→ **SET TASK**
Extract all of the data and reproduce it precisely.

+ + + + + + +

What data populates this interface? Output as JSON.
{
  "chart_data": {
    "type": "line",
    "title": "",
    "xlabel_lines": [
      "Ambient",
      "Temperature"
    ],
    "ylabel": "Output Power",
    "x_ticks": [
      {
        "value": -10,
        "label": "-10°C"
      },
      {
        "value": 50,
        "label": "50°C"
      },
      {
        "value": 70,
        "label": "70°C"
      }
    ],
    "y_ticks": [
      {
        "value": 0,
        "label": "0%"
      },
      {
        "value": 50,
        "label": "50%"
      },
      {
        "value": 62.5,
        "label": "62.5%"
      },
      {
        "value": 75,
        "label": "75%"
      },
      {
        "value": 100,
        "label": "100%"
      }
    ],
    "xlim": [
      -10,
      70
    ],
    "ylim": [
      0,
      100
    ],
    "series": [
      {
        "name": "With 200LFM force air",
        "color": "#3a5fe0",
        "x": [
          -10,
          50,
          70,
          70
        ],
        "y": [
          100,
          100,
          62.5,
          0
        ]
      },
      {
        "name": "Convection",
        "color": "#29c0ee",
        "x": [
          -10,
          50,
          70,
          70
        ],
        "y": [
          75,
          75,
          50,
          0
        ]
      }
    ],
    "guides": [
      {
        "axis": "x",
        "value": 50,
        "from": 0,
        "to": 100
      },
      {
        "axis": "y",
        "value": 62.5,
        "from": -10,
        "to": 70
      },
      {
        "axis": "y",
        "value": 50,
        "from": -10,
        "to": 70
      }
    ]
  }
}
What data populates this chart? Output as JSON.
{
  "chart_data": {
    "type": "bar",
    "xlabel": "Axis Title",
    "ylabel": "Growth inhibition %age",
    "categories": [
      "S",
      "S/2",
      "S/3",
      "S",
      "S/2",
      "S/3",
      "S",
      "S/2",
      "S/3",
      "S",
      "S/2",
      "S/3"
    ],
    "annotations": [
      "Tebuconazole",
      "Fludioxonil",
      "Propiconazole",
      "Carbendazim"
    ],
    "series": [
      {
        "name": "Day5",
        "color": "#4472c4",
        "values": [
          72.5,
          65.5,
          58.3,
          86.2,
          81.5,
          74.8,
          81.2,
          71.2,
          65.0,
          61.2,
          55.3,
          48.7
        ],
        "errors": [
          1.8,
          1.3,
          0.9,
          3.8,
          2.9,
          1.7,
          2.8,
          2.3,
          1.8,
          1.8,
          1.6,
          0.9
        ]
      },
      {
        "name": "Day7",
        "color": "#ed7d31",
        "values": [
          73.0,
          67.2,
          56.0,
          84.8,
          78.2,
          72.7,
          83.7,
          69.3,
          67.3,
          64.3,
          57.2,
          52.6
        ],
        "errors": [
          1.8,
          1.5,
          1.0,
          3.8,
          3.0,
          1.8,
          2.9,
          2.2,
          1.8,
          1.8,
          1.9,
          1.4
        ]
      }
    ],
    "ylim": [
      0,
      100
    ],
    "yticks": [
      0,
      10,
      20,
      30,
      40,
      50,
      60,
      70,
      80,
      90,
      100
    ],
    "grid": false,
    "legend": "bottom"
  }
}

+ + + + + + +

→ **FINAL RESULT**
What data populates this interface? Output as JSON.
{
  "chart_data": {
    "type": "line",
    "title": "",
    "xlabel_lines": [
      "Ambient",
      "Temperature"
    ],
    "ylabel": "Output Power",
    "x_ticks": [
      {
        "value": -10,
        "label": "-10°C"
      },
      {
        "value": 50,
        "label": "50°C"
      },
      {
        "value": 70,
        "label": "70°C"
      }
    ],
    "y_ticks": [
      {
        "value": 0,
        "label": "0%"
      },
      {
        "value": 50,
        "label": "50%"
      },
      {
        "value": 62.5,
        "label": "62.5%"
      },
      {
        "value": 75,
        "label": "75%"
      },
      {
        "value": 100,
        "label": "100%"
      }
    ],
    "xlim": [
      -10,
      70
    ],
    "ylim": [
      0,
      100
    ],
    "series": [
      {
        "name": "With 200LFM force air",
        "color": "#3a5fe0",
        "x": [
          -10,
          50,
          70,
          70
        ],
        "y": [
          100,
          100,
          62.5,
          0
        ]
      },
      {
        "name": "Convection",
        "color": "#29c0ee",
        "x": [
          -10,
          50,
          70,
          70
        ],
        "y": [
          75,
          75,
          50,
          0
        ]
      }
    ],
    "guides": [
      {
        "axis": "x",
        "value": 50,
        "from": 0,
        "to": 100
      },
      {
        "axis": "y",
        "value": 62.5,
        "from": -10,
        "to": 70
      },
      {
        "axis": "y",
        "value": 50,
        "from": -10,
        "to": 70
      }
    ]
  }
}
What data populates this chart? Output as JSON.
{
  "chart_data": {
    "type": "bar",
    "xlabel": "Axis Title",
    "ylabel": "Growth inhibition %age",
    "categories": [
      "S",
      "S/2",
      "S/3",
      "S",
      "S/2",
      "S/3",
      "S",
      "S/2",
      "S/3",
      "S",
      "S/2",
      "S/3"
    ],
    "annotations": [
      "Tebuconazole",
      "Fludioxonil",
      "Propiconazole",
      "Carbendazim"
    ],
    "series": [
      {
        "name": "Day5",
        "color": "#4472c4",
        "values": [
          72.5,
          65.5,
          58.3,
          86.2,
          81.5,
          74.8,
          81.2,
          71.2,
          65.0,
          61.2,
          55.3,
          48.7
        ],
        "errors": [
          1.8,
          1.3,
          0.9,
          3.8,
          2.9,
          1.7,
          2.8,
          2.3,
          1.8,
          1.8,
          1.6,
          0.9
        ]
      },
      {
        "name": "Day7",
        "color": "#ed7d31",
        "values": [
          73.0,
          67.2,
          56.0,
          84.8,
          78.2,
          72.7,
          83.7,
          69.3,
          67.3,
          64.3,
          57.2,
          52.6
        ],
        "errors": [
          1.8,
          1.5,
          1.0,
          3.8,
          3.0,
          1.8,
          2.9,
          2.2,
          1.8,
          1.8,
          1.9,
          1.4
        ]
      }
    ],
    "ylim": [
      0,
      100
    ],
    "yticks": [
      0,
      10,
      20,
      30,
      40,
      50,
      60,
      70,
      80,
      90,
      100
    ],
    "grid": false,
    "legend": "bottom"
  }
}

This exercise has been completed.